### Challenge A
Quote the GPU kernel post from "Explaining this kind" to "B 9.00.21022.08 (08-11-2007)".
### Challenge B
According to the GPU kernel post, which CUDA Toolkit version runs on both systems?

### Source passage
■ ■ ■

I am warming up for my thesis in the area of GPGPU and have implemented a gemv. It outperforms cublas with a factor 2 on compute capability 1.3 devices but this bugs my mind: When I compile the code on two different workstations, I get a different register count (10 vs 12). I have no clue why?
Explaining this kind of weirdness is not something I am capable of yet but I would really like to know the reason. I mean, 16% smaller kernel by compiling somewhere else?!
Any suggestions?
The compiler (cl.exe) product versions are
system A 9.00.30729.01 (30-07-2008)
system B 9.00.21022.08 (08-11-2007)
CUDA Toolkit: 2.3, 32 bit on both systems
Kernel:
[codebox]
#define matIdx(a,B ) (a+(B )*sizeN )
global void gemv(float *m, float *v, float *result, int sizeN){
extern __shared__ float smem[];
const int i = threadIdx.x + blockIdx.x*blockDim.x;
float sum = 0;
for(int j = 0; j < sizeN; j += blockDim.x){
//copy vector to shared memory
smem[threadIdx.x] = v[j + threadIdx.x];
__syncthreads();
for(int b = 0; b < blockDim.x; ++b ){
sum += m[matIdx(i,j + b )]*smem[ b];
}
__syncthreads();
}
result[i] = sum;
}
[/codebox]
cubin PC A:
[codebox]
architecture {sm_10}
abiversion {1}
modname {cubin}
code {
name = _Z5gemvPfS_S_i
lmem = 0
smem = 32
<b>reg = 12</b>
bar = 1
bincode {
...
}
}
[/codebox]
cubin PC B:
[codebox]
architecture {sm_10}
abiversion {1}
modname {cubin}
code {
name = _Z5gemvPfS_S_i
lmem = 0
smem = 32
<b>reg = 10</b>
bar = 1
bincode {
...
}
}
[/codebox]

■ ■ ■

### Recorded data
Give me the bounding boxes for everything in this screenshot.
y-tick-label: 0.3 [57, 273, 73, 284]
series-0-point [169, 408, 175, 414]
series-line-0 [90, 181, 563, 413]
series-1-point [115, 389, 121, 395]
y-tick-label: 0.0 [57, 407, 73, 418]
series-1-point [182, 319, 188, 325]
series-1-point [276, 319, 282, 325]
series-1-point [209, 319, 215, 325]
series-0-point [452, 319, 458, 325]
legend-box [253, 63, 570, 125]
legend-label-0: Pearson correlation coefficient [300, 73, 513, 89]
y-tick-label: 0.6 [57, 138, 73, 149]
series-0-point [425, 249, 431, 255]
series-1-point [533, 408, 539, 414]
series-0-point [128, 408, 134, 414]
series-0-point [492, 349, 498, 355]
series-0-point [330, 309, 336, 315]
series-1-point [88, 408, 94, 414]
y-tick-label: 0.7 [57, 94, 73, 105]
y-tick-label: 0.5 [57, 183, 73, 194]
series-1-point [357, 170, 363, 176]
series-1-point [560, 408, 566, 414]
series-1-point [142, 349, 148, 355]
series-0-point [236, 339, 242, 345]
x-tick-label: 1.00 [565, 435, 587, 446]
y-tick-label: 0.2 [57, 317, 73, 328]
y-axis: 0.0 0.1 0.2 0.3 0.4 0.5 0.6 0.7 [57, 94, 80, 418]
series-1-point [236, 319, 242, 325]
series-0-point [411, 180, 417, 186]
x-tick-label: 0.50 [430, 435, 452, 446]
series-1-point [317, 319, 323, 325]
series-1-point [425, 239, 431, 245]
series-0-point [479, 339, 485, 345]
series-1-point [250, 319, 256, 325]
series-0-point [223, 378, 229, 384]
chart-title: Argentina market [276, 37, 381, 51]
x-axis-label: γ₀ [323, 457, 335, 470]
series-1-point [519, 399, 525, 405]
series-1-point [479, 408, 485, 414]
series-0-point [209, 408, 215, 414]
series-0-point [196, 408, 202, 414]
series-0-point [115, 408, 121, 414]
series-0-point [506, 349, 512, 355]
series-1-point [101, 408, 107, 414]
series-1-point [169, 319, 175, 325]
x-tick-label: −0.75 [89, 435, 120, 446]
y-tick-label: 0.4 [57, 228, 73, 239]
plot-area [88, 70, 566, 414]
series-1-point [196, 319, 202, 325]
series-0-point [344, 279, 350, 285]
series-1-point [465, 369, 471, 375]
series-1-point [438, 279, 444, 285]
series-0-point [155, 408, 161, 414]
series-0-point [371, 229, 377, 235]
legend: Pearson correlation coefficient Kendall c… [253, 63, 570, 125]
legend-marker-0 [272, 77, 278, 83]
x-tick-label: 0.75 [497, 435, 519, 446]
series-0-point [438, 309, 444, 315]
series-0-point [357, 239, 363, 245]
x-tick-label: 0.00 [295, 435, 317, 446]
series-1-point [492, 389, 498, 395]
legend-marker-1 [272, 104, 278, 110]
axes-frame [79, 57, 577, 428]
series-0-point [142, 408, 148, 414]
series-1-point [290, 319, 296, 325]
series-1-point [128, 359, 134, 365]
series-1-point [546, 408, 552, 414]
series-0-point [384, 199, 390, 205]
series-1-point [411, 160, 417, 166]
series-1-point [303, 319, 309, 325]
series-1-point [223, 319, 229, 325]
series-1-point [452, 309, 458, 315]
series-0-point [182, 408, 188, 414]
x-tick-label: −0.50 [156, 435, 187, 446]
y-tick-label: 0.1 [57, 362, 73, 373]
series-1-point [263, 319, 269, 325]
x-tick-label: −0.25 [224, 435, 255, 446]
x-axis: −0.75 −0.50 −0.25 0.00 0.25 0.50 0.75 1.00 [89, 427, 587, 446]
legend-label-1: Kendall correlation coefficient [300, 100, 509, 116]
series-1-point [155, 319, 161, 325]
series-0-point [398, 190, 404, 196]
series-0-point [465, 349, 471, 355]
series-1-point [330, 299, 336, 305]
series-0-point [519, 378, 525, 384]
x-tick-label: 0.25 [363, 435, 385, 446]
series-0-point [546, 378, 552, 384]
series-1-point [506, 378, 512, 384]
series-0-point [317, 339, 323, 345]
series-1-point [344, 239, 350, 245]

■ ■ ■

### Written solution A
Explaining this kind of weirdness is not something I am capable of yet but I would really like to know the reason. I mean, 16% smaller kernel by compiling somewhere else?!
Any suggestions?
The compiler (cl.exe) product versions are
system A 9.00.30729.01 (30-07-2008)
system B 9.00.21022.08 (08-11-2007)

### Written solution B
CUDA Toolkit 2.3, 32 bit.